[Dataset items]
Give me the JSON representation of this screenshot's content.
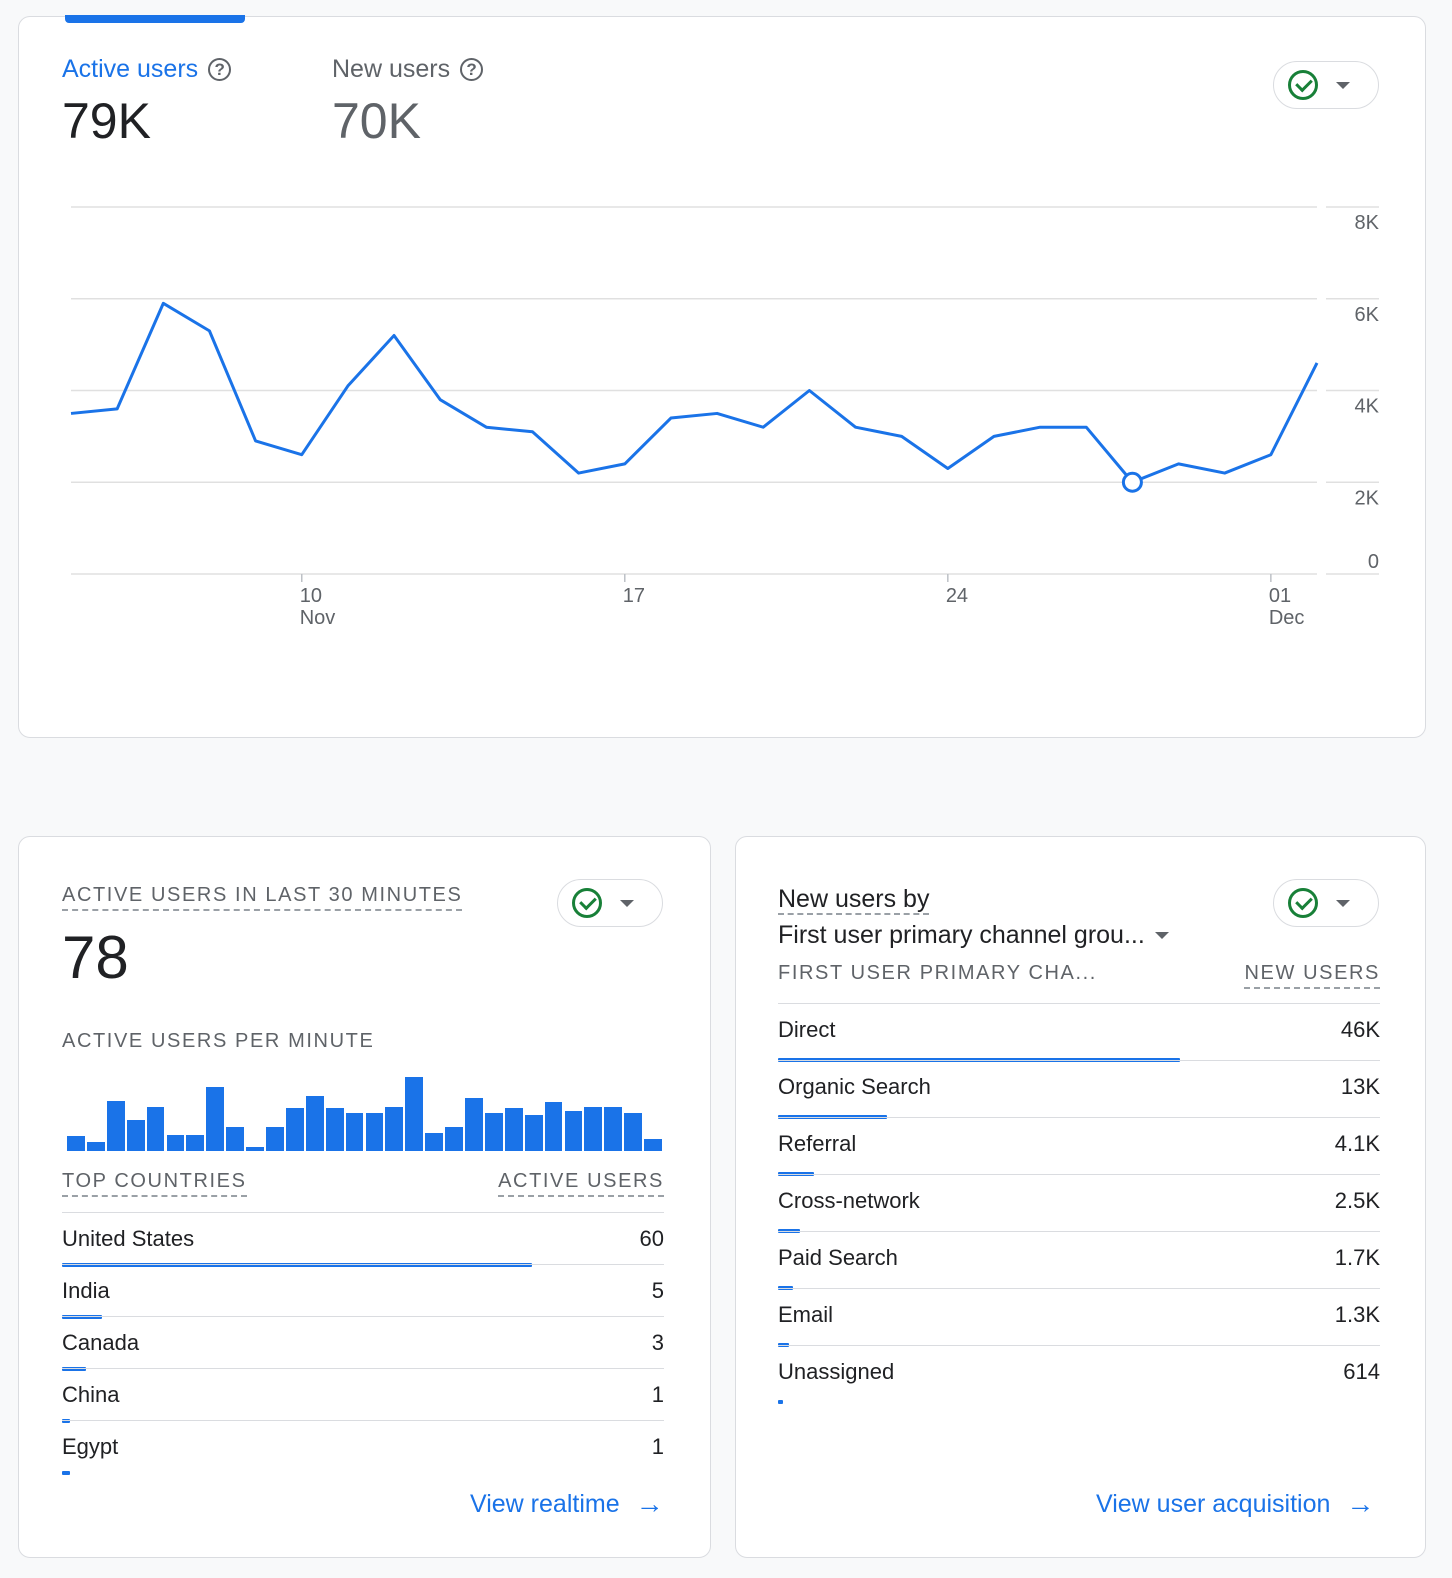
{
  "overview": {
    "metrics": [
      {
        "label": "Active users",
        "value": "79K"
      },
      {
        "label": "New users",
        "value": "70K"
      }
    ]
  },
  "chart_data": {
    "type": "line",
    "series": [
      {
        "values": [
          3.5,
          3.6,
          5.9,
          5.3,
          2.9,
          2.6,
          4.1,
          5.2,
          3.8,
          3.2,
          3.1,
          2.2,
          2.4,
          3.4,
          3.5,
          3.2,
          4.0,
          3.2,
          3.0,
          2.3,
          3.0,
          3.2,
          3.2,
          2.0,
          2.4,
          2.2,
          2.6,
          4.6
        ]
      }
    ],
    "highlight_index": 23,
    "x_ticks": [
      {
        "day": "10",
        "month": "Nov",
        "index": 5
      },
      {
        "day": "17",
        "month": "",
        "index": 12
      },
      {
        "day": "24",
        "month": "",
        "index": 19
      },
      {
        "day": "01",
        "month": "Dec",
        "index": 26
      }
    ],
    "y_ticks": [
      "0",
      "2K",
      "4K",
      "6K",
      "8K"
    ],
    "ylim": [
      0,
      8
    ],
    "grid": true,
    "color": "#1a73e8"
  },
  "realtime": {
    "title": "ACTIVE USERS IN LAST 30 MINUTES",
    "count": "78",
    "per_minute_label": "ACTIVE USERS PER MINUTE",
    "per_minute": [
      1,
      0.6,
      3.4,
      2.1,
      3.0,
      1.1,
      1.1,
      4.3,
      1.6,
      0.3,
      1.6,
      2.9,
      3.7,
      2.9,
      2.6,
      2.6,
      3.0,
      5.0,
      1.2,
      1.6,
      3.6,
      2.6,
      2.9,
      2.4,
      3.3,
      2.7,
      3.0,
      3.0,
      2.6,
      0.8
    ],
    "table_headers": [
      "TOP COUNTRIES",
      "ACTIVE USERS"
    ],
    "rows": [
      {
        "label": "United States",
        "value": "60",
        "share": 1.0
      },
      {
        "label": "India",
        "value": "5",
        "share": 0.085
      },
      {
        "label": "Canada",
        "value": "3",
        "share": 0.05
      },
      {
        "label": "China",
        "value": "1",
        "share": 0.017
      },
      {
        "label": "Egypt",
        "value": "1",
        "share": 0.017
      }
    ],
    "link": "View realtime"
  },
  "acquisition": {
    "title_line1": "New users by",
    "dimension": "First user primary channel grou...",
    "table_headers": [
      "FIRST USER PRIMARY CHA...",
      "NEW USERS"
    ],
    "rows": [
      {
        "label": "Direct",
        "value": "46K",
        "share": 1.0
      },
      {
        "label": "Organic Search",
        "value": "13K",
        "share": 0.27
      },
      {
        "label": "Referral",
        "value": "4.1K",
        "share": 0.09
      },
      {
        "label": "Cross-network",
        "value": "2.5K",
        "share": 0.055
      },
      {
        "label": "Paid Search",
        "value": "1.7K",
        "share": 0.037
      },
      {
        "label": "Email",
        "value": "1.3K",
        "share": 0.028
      },
      {
        "label": "Unassigned",
        "value": "614",
        "share": 0.013
      }
    ],
    "link": "View user acquisition"
  }
}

▶ _TASK GOAL_:
Quote each line of the listing exactly, but leave the pictures out.

▶ _RESPONSE TO THE TASK_:
Give me the JSON representation of this screenshot's content.
{
  "overview": {
    "metrics": [
      {
        "label": "Active users",
        "value": "79K"
      },
      {
        "label": "New users",
        "value": "70K"
      }
    ]
  },
  "chart_data": {
    "type": "line",
    "series": [
      {
        "values": [
          3.5,
          3.6,
          5.9,
          5.3,
          2.9,
          2.6,
          4.1,
          5.2,
          3.8,
          3.2,
          3.1,
          2.2,
          2.4,
          3.4,
          3.5,
          3.2,
          4.0,
          3.2,
          3.0,
          2.3,
          3.0,
          3.2,
          3.2,
          2.0,
          2.4,
          2.2,
          2.6,
          4.6
        ]
      }
    ],
    "highlight_index": 23,
    "x_ticks": [
      {
        "day": "10",
        "month": "Nov",
        "index": 5
      },
      {
        "day": "17",
        "month": "",
        "index": 12
      },
      {
        "day": "24",
        "month": "",
        "index": 19
      },
      {
        "day": "01",
        "month": "Dec",
        "index": 26
      }
    ],
    "y_ticks": [
      "0",
      "2K",
      "4K",
      "6K",
      "8K"
    ],
    "ylim": [
      0,
      8
    ],
    "grid": true,
    "color": "#1a73e8"
  },
  "realtime": {
    "title": "ACTIVE USERS IN LAST 30 MINUTES",
    "count": "78",
    "per_minute_label": "ACTIVE USERS PER MINUTE",
    "per_minute": [
      1,
      0.6,
      3.4,
      2.1,
      3.0,
      1.1,
      1.1,
      4.3,
      1.6,
      0.3,
      1.6,
      2.9,
      3.7,
      2.9,
      2.6,
      2.6,
      3.0,
      5.0,
      1.2,
      1.6,
      3.6,
      2.6,
      2.9,
      2.4,
      3.3,
      2.7,
      3.0,
      3.0,
      2.6,
      0.8
    ],
    "table_headers": [
      "TOP COUNTRIES",
      "ACTIVE USERS"
    ],
    "rows": [
      {
        "label": "United States",
        "value": "60",
        "share": 1.0
      },
      {
        "label": "India",
        "value": "5",
        "share": 0.085
      },
      {
        "label": "Canada",
        "value": "3",
        "share": 0.05
      },
      {
        "label": "China",
        "value": "1",
        "share": 0.017
      },
      {
        "label": "Egypt",
        "value": "1",
        "share": 0.017
      }
    ],
    "link": "View realtime"
  },
  "acquisition": {
    "title_line1": "New users by",
    "dimension": "First user primary channel grou...",
    "table_headers": [
      "FIRST USER PRIMARY CHA...",
      "NEW USERS"
    ],
    "rows": [
      {
        "label": "Direct",
        "value": "46K",
        "share": 1.0
      },
      {
        "label": "Organic Search",
        "value": "13K",
        "share": 0.27
      },
      {
        "label": "Referral",
        "value": "4.1K",
        "share": 0.09
      },
      {
        "label": "Cross-network",
        "value": "2.5K",
        "share": 0.055
      },
      {
        "label": "Paid Search",
        "value": "1.7K",
        "share": 0.037
      },
      {
        "label": "Email",
        "value": "1.3K",
        "share": 0.028
      },
      {
        "label": "Unassigned",
        "value": "614",
        "share": 0.013
      }
    ],
    "link": "View user acquisition"
  }
}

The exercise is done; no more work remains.